### Available records

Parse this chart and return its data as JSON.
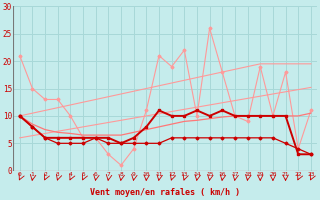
{
  "xlabel": "Vent moyen/en rafales ( km/h )",
  "background_color": "#c5ecec",
  "grid_color": "#a8d8d8",
  "x": [
    0,
    1,
    2,
    3,
    4,
    5,
    6,
    7,
    8,
    9,
    10,
    11,
    12,
    13,
    14,
    15,
    16,
    17,
    18,
    19,
    20,
    21,
    22,
    23
  ],
  "line_gust_raw": [
    21,
    15,
    13,
    13,
    10,
    null,
    null,
    null,
    1,
    4,
    11,
    21,
    19,
    22,
    10,
    26,
    18,
    null,
    9,
    19,
    null,
    18,
    4,
    11
  ],
  "line_mean_raw": [
    10,
    8,
    6,
    6,
    6,
    6,
    6,
    6,
    5,
    6,
    8,
    11,
    10,
    10,
    11,
    10,
    11,
    10,
    10,
    10,
    10,
    10,
    3,
    3
  ],
  "line_trend_upper": [
    10,
    10.5,
    11,
    11.5,
    12,
    12.5,
    13,
    13.5,
    14,
    14.5,
    15,
    15.5,
    16,
    16.5,
    17,
    17.5,
    18,
    18.5,
    19,
    19.5,
    19.5,
    19.5,
    19.5,
    19.5
  ],
  "line_trend_lower": [
    6,
    6.4,
    6.8,
    7.2,
    7.6,
    8.0,
    8.4,
    8.8,
    9.2,
    9.6,
    10.0,
    10.4,
    10.8,
    11.2,
    11.6,
    12.0,
    12.4,
    12.8,
    13.2,
    13.6,
    14.0,
    14.4,
    14.8,
    15.2
  ],
  "line_mean_smooth": [
    10,
    8.5,
    7.5,
    7,
    6.8,
    6.5,
    6.5,
    6.5,
    6.5,
    7,
    7.5,
    8,
    8.5,
    9,
    9.2,
    9.5,
    9.8,
    10,
    10,
    10,
    10,
    10,
    10,
    10.5
  ],
  "line_dark_low": [
    10,
    8,
    6,
    5,
    5,
    5,
    6,
    5,
    5,
    5,
    5,
    5,
    6,
    6,
    6,
    6,
    6,
    6,
    6,
    6,
    6,
    5,
    4,
    3
  ],
  "line_gust_all": [
    21,
    15,
    13,
    13,
    10,
    6,
    6,
    3,
    1,
    4,
    11,
    21,
    19,
    22,
    10,
    26,
    18,
    10,
    9,
    19,
    10,
    18,
    4,
    11
  ],
  "color_light_pink": "#ff9999",
  "color_salmon": "#ff7777",
  "color_dark_red": "#cc0000",
  "color_medium_red": "#ee3333"
}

### Task brief
Every entry above is to be set down exactly; the pictures are to be left out.

### Solution below
Parse this chart and return its data as JSON.
{
  "xlabel": "Vent moyen/en rafales ( km/h )",
  "background_color": "#c5ecec",
  "grid_color": "#a8d8d8",
  "x": [
    0,
    1,
    2,
    3,
    4,
    5,
    6,
    7,
    8,
    9,
    10,
    11,
    12,
    13,
    14,
    15,
    16,
    17,
    18,
    19,
    20,
    21,
    22,
    23
  ],
  "line_gust_raw": [
    21,
    15,
    13,
    13,
    10,
    null,
    null,
    null,
    1,
    4,
    11,
    21,
    19,
    22,
    10,
    26,
    18,
    null,
    9,
    19,
    null,
    18,
    4,
    11
  ],
  "line_mean_raw": [
    10,
    8,
    6,
    6,
    6,
    6,
    6,
    6,
    5,
    6,
    8,
    11,
    10,
    10,
    11,
    10,
    11,
    10,
    10,
    10,
    10,
    10,
    3,
    3
  ],
  "line_trend_upper": [
    10,
    10.5,
    11,
    11.5,
    12,
    12.5,
    13,
    13.5,
    14,
    14.5,
    15,
    15.5,
    16,
    16.5,
    17,
    17.5,
    18,
    18.5,
    19,
    19.5,
    19.5,
    19.5,
    19.5,
    19.5
  ],
  "line_trend_lower": [
    6,
    6.4,
    6.8,
    7.2,
    7.6,
    8.0,
    8.4,
    8.8,
    9.2,
    9.6,
    10.0,
    10.4,
    10.8,
    11.2,
    11.6,
    12.0,
    12.4,
    12.8,
    13.2,
    13.6,
    14.0,
    14.4,
    14.8,
    15.2
  ],
  "line_mean_smooth": [
    10,
    8.5,
    7.5,
    7,
    6.8,
    6.5,
    6.5,
    6.5,
    6.5,
    7,
    7.5,
    8,
    8.5,
    9,
    9.2,
    9.5,
    9.8,
    10,
    10,
    10,
    10,
    10,
    10,
    10.5
  ],
  "line_dark_low": [
    10,
    8,
    6,
    5,
    5,
    5,
    6,
    5,
    5,
    5,
    5,
    5,
    6,
    6,
    6,
    6,
    6,
    6,
    6,
    6,
    6,
    5,
    4,
    3
  ],
  "line_gust_all": [
    21,
    15,
    13,
    13,
    10,
    6,
    6,
    3,
    1,
    4,
    11,
    21,
    19,
    22,
    10,
    26,
    18,
    10,
    9,
    19,
    10,
    18,
    4,
    11
  ],
  "color_light_pink": "#ff9999",
  "color_salmon": "#ff7777",
  "color_dark_red": "#cc0000",
  "color_medium_red": "#ee3333"
}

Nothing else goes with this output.